• TASK OBJECTIVE: All entries below are to be set down again, identical to the source.
=======
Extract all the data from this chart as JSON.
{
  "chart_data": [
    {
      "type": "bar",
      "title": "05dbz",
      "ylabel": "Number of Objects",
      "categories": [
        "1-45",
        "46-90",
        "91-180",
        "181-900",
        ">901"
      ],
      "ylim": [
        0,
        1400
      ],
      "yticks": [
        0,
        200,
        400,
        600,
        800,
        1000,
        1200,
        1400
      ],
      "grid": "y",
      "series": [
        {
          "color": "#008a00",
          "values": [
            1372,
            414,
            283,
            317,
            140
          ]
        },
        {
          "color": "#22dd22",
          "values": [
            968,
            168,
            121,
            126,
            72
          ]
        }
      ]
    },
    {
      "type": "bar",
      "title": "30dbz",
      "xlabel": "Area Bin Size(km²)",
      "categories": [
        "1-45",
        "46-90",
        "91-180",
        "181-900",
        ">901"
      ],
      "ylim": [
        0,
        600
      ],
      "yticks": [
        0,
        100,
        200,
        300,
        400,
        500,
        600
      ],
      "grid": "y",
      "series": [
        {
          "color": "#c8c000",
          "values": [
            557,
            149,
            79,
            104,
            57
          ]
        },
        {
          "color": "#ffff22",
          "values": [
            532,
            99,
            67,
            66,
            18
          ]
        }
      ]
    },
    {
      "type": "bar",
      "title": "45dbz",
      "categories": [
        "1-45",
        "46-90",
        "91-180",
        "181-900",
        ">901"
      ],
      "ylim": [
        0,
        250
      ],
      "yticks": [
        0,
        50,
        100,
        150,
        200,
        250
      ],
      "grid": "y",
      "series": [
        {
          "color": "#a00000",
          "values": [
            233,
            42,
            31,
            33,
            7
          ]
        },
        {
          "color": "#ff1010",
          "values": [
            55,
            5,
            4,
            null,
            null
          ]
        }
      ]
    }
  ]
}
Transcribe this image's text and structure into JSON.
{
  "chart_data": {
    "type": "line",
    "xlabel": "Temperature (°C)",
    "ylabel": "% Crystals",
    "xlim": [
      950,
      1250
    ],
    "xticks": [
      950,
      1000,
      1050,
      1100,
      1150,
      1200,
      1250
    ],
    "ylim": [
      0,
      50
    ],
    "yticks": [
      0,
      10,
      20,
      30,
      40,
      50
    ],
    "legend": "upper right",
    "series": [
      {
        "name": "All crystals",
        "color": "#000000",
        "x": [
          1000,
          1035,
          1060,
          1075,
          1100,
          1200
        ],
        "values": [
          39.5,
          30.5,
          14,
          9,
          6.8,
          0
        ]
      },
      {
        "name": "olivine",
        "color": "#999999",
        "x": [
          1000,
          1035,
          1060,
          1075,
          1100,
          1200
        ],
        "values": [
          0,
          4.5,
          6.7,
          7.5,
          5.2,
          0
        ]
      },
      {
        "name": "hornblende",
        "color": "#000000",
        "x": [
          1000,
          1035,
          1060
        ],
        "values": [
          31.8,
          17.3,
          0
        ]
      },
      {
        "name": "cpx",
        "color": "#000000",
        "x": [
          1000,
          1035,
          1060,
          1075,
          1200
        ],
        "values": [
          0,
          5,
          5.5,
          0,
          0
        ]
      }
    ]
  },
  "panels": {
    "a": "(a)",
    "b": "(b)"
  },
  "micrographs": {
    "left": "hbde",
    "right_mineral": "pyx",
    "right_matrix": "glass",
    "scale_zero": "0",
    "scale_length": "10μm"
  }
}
=======
• WRITTEN ANSWER:
Extract all the data from this chart as JSON.
{
  "chart_data": [
    {
      "type": "bar",
      "title": "05dbz",
      "ylabel": "Number of Objects",
      "categories": [
        "1-45",
        "46-90",
        "91-180",
        "181-900",
        ">901"
      ],
      "ylim": [
        0,
        1400
      ],
      "yticks": [
        0,
        200,
        400,
        600,
        800,
        1000,
        1200,
        1400
      ],
      "grid": "y",
      "series": [
        {
          "color": "#008a00",
          "values": [
            1372,
            414,
            283,
            317,
            140
          ]
        },
        {
          "color": "#22dd22",
          "values": [
            968,
            168,
            121,
            126,
            72
          ]
        }
      ]
    },
    {
      "type": "bar",
      "title": "30dbz",
      "xlabel": "Area Bin Size(km²)",
      "categories": [
        "1-45",
        "46-90",
        "91-180",
        "181-900",
        ">901"
      ],
      "ylim": [
        0,
        600
      ],
      "yticks": [
        0,
        100,
        200,
        300,
        400,
        500,
        600
      ],
      "grid": "y",
      "series": [
        {
          "color": "#c8c000",
          "values": [
            557,
            149,
            79,
            104,
            57
          ]
        },
        {
          "color": "#ffff22",
          "values": [
            532,
            99,
            67,
            66,
            18
          ]
        }
      ]
    },
    {
      "type": "bar",
      "title": "45dbz",
      "categories": [
        "1-45",
        "46-90",
        "91-180",
        "181-900",
        ">901"
      ],
      "ylim": [
        0,
        250
      ],
      "yticks": [
        0,
        50,
        100,
        150,
        200,
        250
      ],
      "grid": "y",
      "series": [
        {
          "color": "#a00000",
          "values": [
            233,
            42,
            31,
            33,
            7
          ]
        },
        {
          "color": "#ff1010",
          "values": [
            55,
            5,
            4,
            null,
            null
          ]
        }
      ]
    }
  ]
}
Transcribe this image's text and structure into JSON.
{
  "chart_data": {
    "type": "line",
    "xlabel": "Temperature (°C)",
    "ylabel": "% Crystals",
    "xlim": [
      950,
      1250
    ],
    "xticks": [
      950,
      1000,
      1050,
      1100,
      1150,
      1200,
      1250
    ],
    "ylim": [
      0,
      50
    ],
    "yticks": [
      0,
      10,
      20,
      30,
      40,
      50
    ],
    "legend": "upper right",
    "series": [
      {
        "name": "All crystals",
        "color": "#000000",
        "x": [
          1000,
          1035,
          1060,
          1075,
          1100,
          1200
        ],
        "values": [
          39.5,
          30.5,
          14,
          9,
          6.8,
          0
        ]
      },
      {
        "name": "olivine",
        "color": "#999999",
        "x": [
          1000,
          1035,
          1060,
          1075,
          1100,
          1200
        ],
        "values": [
          0,
          4.5,
          6.7,
          7.5,
          5.2,
          0
        ]
      },
      {
        "name": "hornblende",
        "color": "#000000",
        "x": [
          1000,
          1035,
          1060
        ],
        "values": [
          31.8,
          17.3,
          0
        ]
      },
      {
        "name": "cpx",
        "color": "#000000",
        "x": [
          1000,
          1035,
          1060,
          1075,
          1200
        ],
        "values": [
          0,
          5,
          5.5,
          0,
          0
        ]
      }
    ]
  },
  "panels": {
    "a": "(a)",
    "b": "(b)"
  },
  "micrographs": {
    "left": "hbde",
    "right_mineral": "pyx",
    "right_matrix": "glass",
    "scale_zero": "0",
    "scale_length": "10μm"
  }
}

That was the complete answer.